-- BEGIN SUPPLIED DATA --

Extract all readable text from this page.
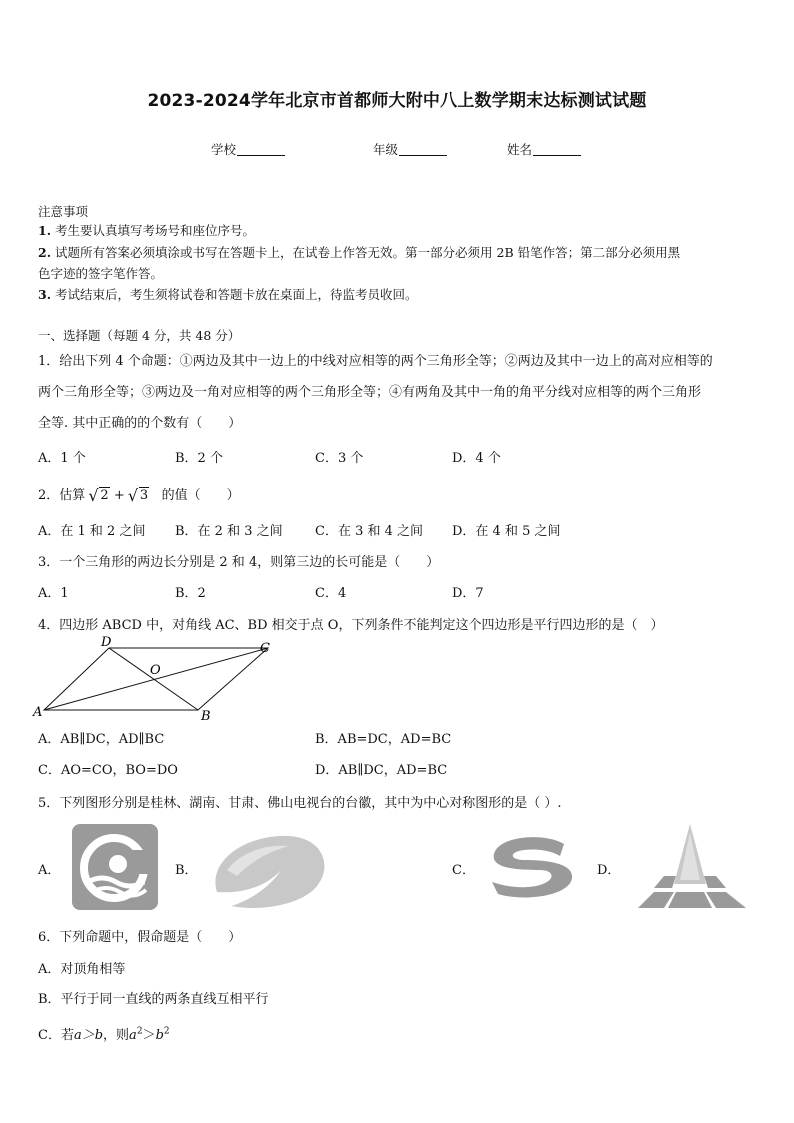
2023-2024学年北京市首都师大附中八上数学期末达标测试试题
学校	年级	姓名
注意事项
1. 考生要认真填写考场号和座位序号。
2. 试题所有答案必须填涂或书写在答题卡上，在试卷上作答无效。第一部分必须用 2B 铅笔作答；第二部分必须用黑
色字迹的签字笔作答。
3. 考试结束后，考生须将试卷和答题卡放在桌面上，待监考员收回。
一、选择题（每题 4 分，共 48 分）
1．给出下列 4 个命题：①两边及其中一边上的中线对应相等的两个三角形全等；②两边及其中一边上的高对应相等的
两个三角形全等；③两边及一角对应相等的两个三角形全等；④有两角及其中一角的角平分线对应相等的两个三角形
全等. 其中正确的的个数有（　　）
A．1 个	B．2 个	C．3 个	D．4 个
2．估算 √ 2 + √ 3 的值（　　）
A．在 1 和 2 之间 B．在 2 和 3 之间 C．在 3 和 4 之间 D．在 4 和 5 之间
3．一个三角形的两边长分别是 2 和 4，则第三边的长可能是（　　）
A．1	B．2	C．4	D．7
4．四边形 ABCD 中，对角线 AC、BD 相交于点 O，下列条件不能判定这个四边形是平行四边形的是（　）
A	B
C
D
O
A．AB∥DC，AD∥BC	B．AB=DC，AD=BC
C．AO=CO，BO=DO	D．AB∥DC，AD=BC
5．下列图形分别是桂林、湖南、甘肃、佛山电视台的台徽，其中为中心对称图形的是（ ）.
A．	B．	C．	D．
6．下列命题中，假命题是（　　）
A．对顶角相等
B．平行于同一直线的两条直线互相平行
C．若a＞b，则$a^2>b^2$
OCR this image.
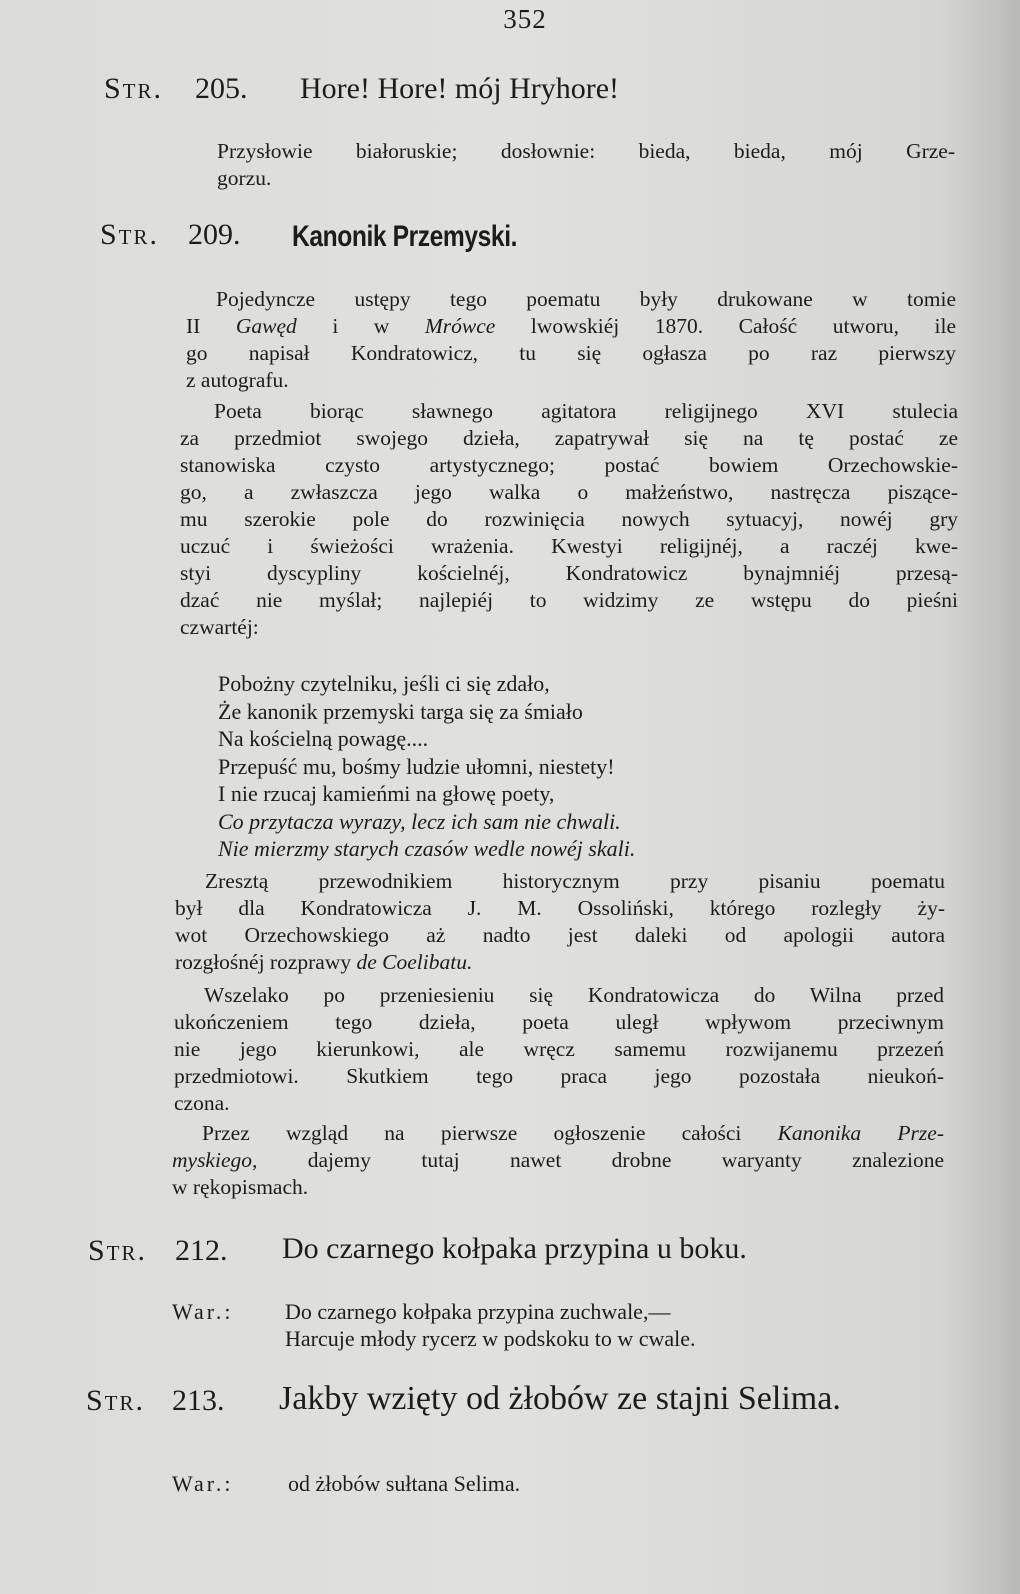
352
Str. 205. Hore! Hore! mój Hryhore!
Przysłowie białoruskie; dosłownie: bieda, bieda, mój Grze-
gorzu.
Str. 209. Kanonik Przemyski.
Pojedyncze ustępy tego poematu były drukowane w tomie
II Gawęd i w Mrówce lwowskiéj 1870. Całość utworu, ile
go napisał Kondratowicz, tu się ogłasza po raz pierwszy
z autografu.
Poeta biorąc sławnego agitatora religijnego XVI stulecia
za przedmiot swojego dzieła, zapatrywał się na tę postać ze
stanowiska czysto artystycznego; postać bowiem Orzechowskie-
go, a zwłaszcza jego walka o małżeństwo, nastręcza piszące-
mu szerokie pole do rozwinięcia nowych sytuacyj, nowéj gry
uczuć i świeżości wrażenia. Kwestyi religijnéj, a raczéj kwe-
styi dyscypliny kościelnéj, Kondratowicz bynajmniéj przesą-
dzać nie myślał; najlepiéj to widzimy ze wstępu do pieśni
czwartéj:
Pobożny czytelniku, jeśli ci się zdało,
Że kanonik przemyski targa się za śmiało
Na kościelną powagę....
Przepuść mu, bośmy ludzie ułomni, niestety!
I nie rzucaj kamieńmi na głowę poety,
Co przytacza wyrazy, lecz ich sam nie chwali.
Nie mierzmy starych czasów wedle nowéj skali.
Zresztą przewodnikiem historycznym przy pisaniu poematu
był dla Kondratowicza J. M. Ossoliński, którego rozległy ży-
wot Orzechowskiego aż nadto jest daleki od apologii autora
rozgłośnéj rozprawy de Coelibatu.
Wszelako po przeniesieniu się Kondratowicza do Wilna przed
ukończeniem tego dzieła, poeta uległ wpływom przeciwnym
nie jego kierunkowi, ale wręcz samemu rozwijanemu przezeń
przedmiotowi. Skutkiem tego praca jego pozostała nieukoń-
czona.
Przez wzgląd na pierwsze ogłoszenie całości Kanonika Prze-
myskiego, dajemy tutaj nawet drobne waryanty znalezione
w rękopismach.
Str. 212. Do czarnego kołpaka przypina u boku.
War.: Do czarnego kołpaka przypina zuchwale,—
Harcuje młody rycerz w podskoku to w cwale.
Str. 213. Jakby wzięty od żłobów ze stajni Selima.
War.: od żłobów sułtana Selima.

-- END SUPPLIED DATA --

Restate the whole of the material word for word without the pictures.

*WORKED SOLUTION*:
Extract all readable text from this page.
2023-2024学年北京市首都师大附中八上数学期末达标测试试题
学校	年级	姓名
注意事项
1. 考生要认真填写考场号和座位序号。
2. 试题所有答案必须填涂或书写在答题卡上，在试卷上作答无效。第一部分必须用 2B 铅笔作答；第二部分必须用黑
色字迹的签字笔作答。
3. 考试结束后，考生须将试卷和答题卡放在桌面上，待监考员收回。
一、选择题（每题 4 分，共 48 分）
1．给出下列 4 个命题：①两边及其中一边上的中线对应相等的两个三角形全等；②两边及其中一边上的高对应相等的
两个三角形全等；③两边及一角对应相等的两个三角形全等；④有两角及其中一角的角平分线对应相等的两个三角形
全等. 其中正确的的个数有（　　）
A．1 个	B．2 个	C．3 个	D．4 个
2．估算 √ 2 + √ 3 的值（　　）
A．在 1 和 2 之间 B．在 2 和 3 之间 C．在 3 和 4 之间 D．在 4 和 5 之间
3．一个三角形的两边长分别是 2 和 4，则第三边的长可能是（　　）
A．1	B．2	C．4	D．7
4．四边形 ABCD 中，对角线 AC、BD 相交于点 O，下列条件不能判定这个四边形是平行四边形的是（　）
A	B
C
D
O
A．AB∥DC，AD∥BC	B．AB=DC，AD=BC
C．AO=CO，BO=DO	D．AB∥DC，AD=BC
5．下列图形分别是桂林、湖南、甘肃、佛山电视台的台徽，其中为中心对称图形的是（ ）.
A．	B．	C．	D．
6．下列命题中，假命题是（　　）
A．对顶角相等
B．平行于同一直线的两条直线互相平行
C．若a＞b，则$a^2>b^2$
OCR this image.
352
Str. 205. Hore! Hore! mój Hryhore!
Przysłowie białoruskie; dosłownie: bieda, bieda, mój Grze-
gorzu.
Str. 209. Kanonik Przemyski.
Pojedyncze ustępy tego poematu były drukowane w tomie
II Gawęd i w Mrówce lwowskiéj 1870. Całość utworu, ile
go napisał Kondratowicz, tu się ogłasza po raz pierwszy
z autografu.
Poeta biorąc sławnego agitatora religijnego XVI stulecia
za przedmiot swojego dzieła, zapatrywał się na tę postać ze
stanowiska czysto artystycznego; postać bowiem Orzechowskie-
go, a zwłaszcza jego walka o małżeństwo, nastręcza piszące-
mu szerokie pole do rozwinięcia nowych sytuacyj, nowéj gry
uczuć i świeżości wrażenia. Kwestyi religijnéj, a raczéj kwe-
styi dyscypliny kościelnéj, Kondratowicz bynajmniéj przesą-
dzać nie myślał; najlepiéj to widzimy ze wstępu do pieśni
czwartéj:
Pobożny czytelniku, jeśli ci się zdało,
Że kanonik przemyski targa się za śmiało
Na kościelną powagę....
Przepuść mu, bośmy ludzie ułomni, niestety!
I nie rzucaj kamieńmi na głowę poety,
Co przytacza wyrazy, lecz ich sam nie chwali.
Nie mierzmy starych czasów wedle nowéj skali.
Zresztą przewodnikiem historycznym przy pisaniu poematu
był dla Kondratowicza J. M. Ossoliński, którego rozległy ży-
wot Orzechowskiego aż nadto jest daleki od apologii autora
rozgłośnéj rozprawy de Coelibatu.
Wszelako po przeniesieniu się Kondratowicza do Wilna przed
ukończeniem tego dzieła, poeta uległ wpływom przeciwnym
nie jego kierunkowi, ale wręcz samemu rozwijanemu przezeń
przedmiotowi. Skutkiem tego praca jego pozostała nieukoń-
czona.
Przez wzgląd na pierwsze ogłoszenie całości Kanonika Prze-
myskiego, dajemy tutaj nawet drobne waryanty znalezione
w rękopismach.
Str. 212. Do czarnego kołpaka przypina u boku.
War.: Do czarnego kołpaka przypina zuchwale,—
Harcuje młody rycerz w podskoku to w cwale.
Str. 213. Jakby wzięty od żłobów ze stajni Selima.
War.: od żłobów sułtana Selima.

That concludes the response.